## PROVIDED DATA
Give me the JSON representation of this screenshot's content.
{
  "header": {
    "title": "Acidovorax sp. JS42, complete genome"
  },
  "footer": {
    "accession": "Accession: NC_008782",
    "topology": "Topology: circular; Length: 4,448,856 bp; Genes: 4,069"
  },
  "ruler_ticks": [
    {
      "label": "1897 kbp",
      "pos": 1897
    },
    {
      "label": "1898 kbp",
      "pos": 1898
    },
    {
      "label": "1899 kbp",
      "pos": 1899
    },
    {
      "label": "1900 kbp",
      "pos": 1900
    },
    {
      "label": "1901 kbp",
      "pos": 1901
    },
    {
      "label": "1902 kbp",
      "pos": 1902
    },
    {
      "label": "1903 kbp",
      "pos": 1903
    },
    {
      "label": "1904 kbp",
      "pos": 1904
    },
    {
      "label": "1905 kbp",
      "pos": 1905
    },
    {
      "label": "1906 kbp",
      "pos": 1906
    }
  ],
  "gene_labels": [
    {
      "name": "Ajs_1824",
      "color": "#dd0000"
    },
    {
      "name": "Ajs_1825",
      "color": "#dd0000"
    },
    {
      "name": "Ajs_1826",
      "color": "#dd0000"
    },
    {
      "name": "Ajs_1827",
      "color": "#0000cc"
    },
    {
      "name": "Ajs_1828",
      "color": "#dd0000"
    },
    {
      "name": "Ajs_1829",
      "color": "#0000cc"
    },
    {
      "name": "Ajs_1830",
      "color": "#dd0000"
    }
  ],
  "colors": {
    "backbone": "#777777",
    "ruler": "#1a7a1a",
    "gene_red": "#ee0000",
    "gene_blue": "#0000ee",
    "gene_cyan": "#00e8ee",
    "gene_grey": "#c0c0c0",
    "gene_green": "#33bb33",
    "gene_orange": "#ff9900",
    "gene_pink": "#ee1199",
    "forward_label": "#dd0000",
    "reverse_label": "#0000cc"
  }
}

## DIRECTIONS FOR THIS TASK
Write out the whole listing above once more, exactly.

## RESULT OF THE TASK
Give me the JSON representation of this screenshot's content.
{
  "header": {
    "title": "Acidovorax sp. JS42, complete genome"
  },
  "footer": {
    "accession": "Accession: NC_008782",
    "topology": "Topology: circular; Length: 4,448,856 bp; Genes: 4,069"
  },
  "ruler_ticks": [
    {
      "label": "1897 kbp",
      "pos": 1897
    },
    {
      "label": "1898 kbp",
      "pos": 1898
    },
    {
      "label": "1899 kbp",
      "pos": 1899
    },
    {
      "label": "1900 kbp",
      "pos": 1900
    },
    {
      "label": "1901 kbp",
      "pos": 1901
    },
    {
      "label": "1902 kbp",
      "pos": 1902
    },
    {
      "label": "1903 kbp",
      "pos": 1903
    },
    {
      "label": "1904 kbp",
      "pos": 1904
    },
    {
      "label": "1905 kbp",
      "pos": 1905
    },
    {
      "label": "1906 kbp",
      "pos": 1906
    }
  ],
  "gene_labels": [
    {
      "name": "Ajs_1824",
      "color": "#dd0000"
    },
    {
      "name": "Ajs_1825",
      "color": "#dd0000"
    },
    {
      "name": "Ajs_1826",
      "color": "#dd0000"
    },
    {
      "name": "Ajs_1827",
      "color": "#0000cc"
    },
    {
      "name": "Ajs_1828",
      "color": "#dd0000"
    },
    {
      "name": "Ajs_1829",
      "color": "#0000cc"
    },
    {
      "name": "Ajs_1830",
      "color": "#dd0000"
    }
  ],
  "colors": {
    "backbone": "#777777",
    "ruler": "#1a7a1a",
    "gene_red": "#ee0000",
    "gene_blue": "#0000ee",
    "gene_cyan": "#00e8ee",
    "gene_grey": "#c0c0c0",
    "gene_green": "#33bb33",
    "gene_orange": "#ff9900",
    "gene_pink": "#ee1199",
    "forward_label": "#dd0000",
    "reverse_label": "#0000cc"
  }
}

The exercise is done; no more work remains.